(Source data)
----------------
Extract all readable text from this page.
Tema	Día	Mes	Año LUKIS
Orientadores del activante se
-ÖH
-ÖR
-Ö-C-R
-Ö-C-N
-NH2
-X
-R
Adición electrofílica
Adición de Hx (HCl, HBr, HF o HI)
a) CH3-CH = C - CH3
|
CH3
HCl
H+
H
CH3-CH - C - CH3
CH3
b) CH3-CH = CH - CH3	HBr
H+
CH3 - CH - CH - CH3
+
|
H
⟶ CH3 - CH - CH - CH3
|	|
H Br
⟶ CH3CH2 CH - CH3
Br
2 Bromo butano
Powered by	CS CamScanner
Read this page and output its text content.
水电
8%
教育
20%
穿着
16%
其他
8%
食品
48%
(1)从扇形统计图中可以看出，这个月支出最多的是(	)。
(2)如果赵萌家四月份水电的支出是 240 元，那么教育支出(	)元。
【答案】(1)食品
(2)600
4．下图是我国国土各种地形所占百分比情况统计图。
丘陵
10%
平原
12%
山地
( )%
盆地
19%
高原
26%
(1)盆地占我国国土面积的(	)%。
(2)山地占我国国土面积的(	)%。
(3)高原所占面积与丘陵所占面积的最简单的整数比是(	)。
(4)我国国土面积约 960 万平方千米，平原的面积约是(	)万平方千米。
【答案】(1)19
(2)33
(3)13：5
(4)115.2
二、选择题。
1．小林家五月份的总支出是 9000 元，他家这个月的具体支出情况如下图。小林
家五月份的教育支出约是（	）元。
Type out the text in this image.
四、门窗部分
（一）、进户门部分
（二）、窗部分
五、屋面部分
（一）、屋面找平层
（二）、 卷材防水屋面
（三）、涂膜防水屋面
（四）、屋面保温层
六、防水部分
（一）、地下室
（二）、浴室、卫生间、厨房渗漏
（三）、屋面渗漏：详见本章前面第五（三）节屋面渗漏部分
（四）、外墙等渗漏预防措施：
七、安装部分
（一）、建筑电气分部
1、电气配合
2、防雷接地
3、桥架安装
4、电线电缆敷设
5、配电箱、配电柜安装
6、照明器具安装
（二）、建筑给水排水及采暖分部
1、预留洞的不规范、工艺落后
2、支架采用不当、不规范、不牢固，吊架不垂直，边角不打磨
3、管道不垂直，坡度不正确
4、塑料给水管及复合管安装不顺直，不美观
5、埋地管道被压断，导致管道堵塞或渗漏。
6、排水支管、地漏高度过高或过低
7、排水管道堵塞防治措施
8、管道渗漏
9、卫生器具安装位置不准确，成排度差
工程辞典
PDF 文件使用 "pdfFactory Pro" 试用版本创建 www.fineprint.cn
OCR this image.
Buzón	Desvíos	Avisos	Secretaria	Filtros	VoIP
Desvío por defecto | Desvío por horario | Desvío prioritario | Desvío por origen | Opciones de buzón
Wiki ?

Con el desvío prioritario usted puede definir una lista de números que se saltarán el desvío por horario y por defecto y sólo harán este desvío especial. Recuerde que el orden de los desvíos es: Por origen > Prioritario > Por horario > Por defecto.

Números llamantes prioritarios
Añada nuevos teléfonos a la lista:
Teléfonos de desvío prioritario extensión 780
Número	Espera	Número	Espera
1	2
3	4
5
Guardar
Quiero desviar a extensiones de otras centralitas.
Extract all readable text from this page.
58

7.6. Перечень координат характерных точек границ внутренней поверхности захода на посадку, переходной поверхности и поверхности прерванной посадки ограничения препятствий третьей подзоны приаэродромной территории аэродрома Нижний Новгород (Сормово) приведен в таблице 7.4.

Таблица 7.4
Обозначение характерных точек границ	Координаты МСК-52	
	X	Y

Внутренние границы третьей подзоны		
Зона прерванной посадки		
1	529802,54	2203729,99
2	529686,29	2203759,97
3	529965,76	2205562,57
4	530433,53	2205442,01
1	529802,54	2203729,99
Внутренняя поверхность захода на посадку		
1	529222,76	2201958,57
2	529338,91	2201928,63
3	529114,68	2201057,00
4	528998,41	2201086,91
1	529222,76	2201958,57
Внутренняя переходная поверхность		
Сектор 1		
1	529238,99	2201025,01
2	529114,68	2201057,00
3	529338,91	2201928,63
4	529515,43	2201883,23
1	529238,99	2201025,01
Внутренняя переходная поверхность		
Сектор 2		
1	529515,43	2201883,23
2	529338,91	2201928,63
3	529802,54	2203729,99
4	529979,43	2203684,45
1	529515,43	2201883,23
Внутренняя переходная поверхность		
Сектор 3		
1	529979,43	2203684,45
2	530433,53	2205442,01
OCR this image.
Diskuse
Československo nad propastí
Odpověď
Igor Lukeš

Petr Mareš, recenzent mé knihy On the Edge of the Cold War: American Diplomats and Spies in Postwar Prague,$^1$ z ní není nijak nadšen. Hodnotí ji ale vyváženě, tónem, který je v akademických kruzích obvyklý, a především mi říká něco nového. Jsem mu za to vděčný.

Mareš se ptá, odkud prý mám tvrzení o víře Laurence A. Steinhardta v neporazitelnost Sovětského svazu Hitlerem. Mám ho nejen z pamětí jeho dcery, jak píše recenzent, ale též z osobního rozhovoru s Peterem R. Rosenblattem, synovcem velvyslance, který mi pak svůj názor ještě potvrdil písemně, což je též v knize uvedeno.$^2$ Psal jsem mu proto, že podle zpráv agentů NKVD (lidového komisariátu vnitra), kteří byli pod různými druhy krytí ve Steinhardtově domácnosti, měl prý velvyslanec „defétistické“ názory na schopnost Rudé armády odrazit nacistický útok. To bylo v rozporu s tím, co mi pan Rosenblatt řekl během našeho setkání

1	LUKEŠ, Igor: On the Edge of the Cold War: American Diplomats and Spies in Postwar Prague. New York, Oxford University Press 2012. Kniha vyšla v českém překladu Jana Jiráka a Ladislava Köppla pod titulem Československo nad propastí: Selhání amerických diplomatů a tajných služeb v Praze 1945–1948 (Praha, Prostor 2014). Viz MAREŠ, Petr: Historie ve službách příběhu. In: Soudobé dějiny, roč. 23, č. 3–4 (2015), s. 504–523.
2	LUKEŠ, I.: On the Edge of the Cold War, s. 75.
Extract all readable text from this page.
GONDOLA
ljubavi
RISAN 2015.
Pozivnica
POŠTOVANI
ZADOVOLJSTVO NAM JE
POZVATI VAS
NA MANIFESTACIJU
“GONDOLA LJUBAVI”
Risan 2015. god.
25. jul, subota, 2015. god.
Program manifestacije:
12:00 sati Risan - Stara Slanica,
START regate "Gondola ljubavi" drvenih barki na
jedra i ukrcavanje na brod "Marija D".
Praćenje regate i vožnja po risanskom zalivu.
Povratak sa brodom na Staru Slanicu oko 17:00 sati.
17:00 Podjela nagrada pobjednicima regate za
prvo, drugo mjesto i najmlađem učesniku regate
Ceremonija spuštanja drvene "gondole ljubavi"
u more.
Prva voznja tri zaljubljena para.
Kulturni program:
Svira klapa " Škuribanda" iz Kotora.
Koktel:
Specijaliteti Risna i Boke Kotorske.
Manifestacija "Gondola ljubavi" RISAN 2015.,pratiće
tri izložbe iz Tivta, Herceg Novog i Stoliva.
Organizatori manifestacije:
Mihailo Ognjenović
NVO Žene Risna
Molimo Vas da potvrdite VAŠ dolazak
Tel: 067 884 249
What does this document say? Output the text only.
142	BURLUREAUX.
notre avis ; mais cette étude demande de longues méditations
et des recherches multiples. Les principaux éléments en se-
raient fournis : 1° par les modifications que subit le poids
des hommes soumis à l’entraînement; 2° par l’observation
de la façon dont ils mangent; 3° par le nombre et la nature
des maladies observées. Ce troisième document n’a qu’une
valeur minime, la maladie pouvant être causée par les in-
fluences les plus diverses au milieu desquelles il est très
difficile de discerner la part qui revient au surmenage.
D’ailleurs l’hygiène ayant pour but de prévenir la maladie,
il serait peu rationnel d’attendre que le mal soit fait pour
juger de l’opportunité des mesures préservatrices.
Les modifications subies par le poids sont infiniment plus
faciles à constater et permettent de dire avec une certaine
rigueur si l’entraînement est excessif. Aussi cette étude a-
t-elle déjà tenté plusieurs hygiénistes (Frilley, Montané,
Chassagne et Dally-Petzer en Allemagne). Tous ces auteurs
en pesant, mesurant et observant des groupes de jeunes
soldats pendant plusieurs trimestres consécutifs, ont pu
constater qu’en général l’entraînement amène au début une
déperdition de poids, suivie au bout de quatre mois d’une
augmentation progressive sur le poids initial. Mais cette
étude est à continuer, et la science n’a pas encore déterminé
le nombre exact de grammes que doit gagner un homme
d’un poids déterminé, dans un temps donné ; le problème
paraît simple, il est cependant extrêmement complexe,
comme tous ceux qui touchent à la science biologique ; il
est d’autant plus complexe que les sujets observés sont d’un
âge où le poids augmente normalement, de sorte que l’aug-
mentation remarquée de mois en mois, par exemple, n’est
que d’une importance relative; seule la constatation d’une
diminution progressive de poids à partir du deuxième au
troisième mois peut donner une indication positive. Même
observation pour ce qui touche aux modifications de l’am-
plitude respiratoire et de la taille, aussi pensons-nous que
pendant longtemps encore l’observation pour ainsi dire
----------------
▸ WRITTEN TASK
Respond with nothing but the number of lines in the entries that contain the string "science".

▸ TASK OUTPUT
2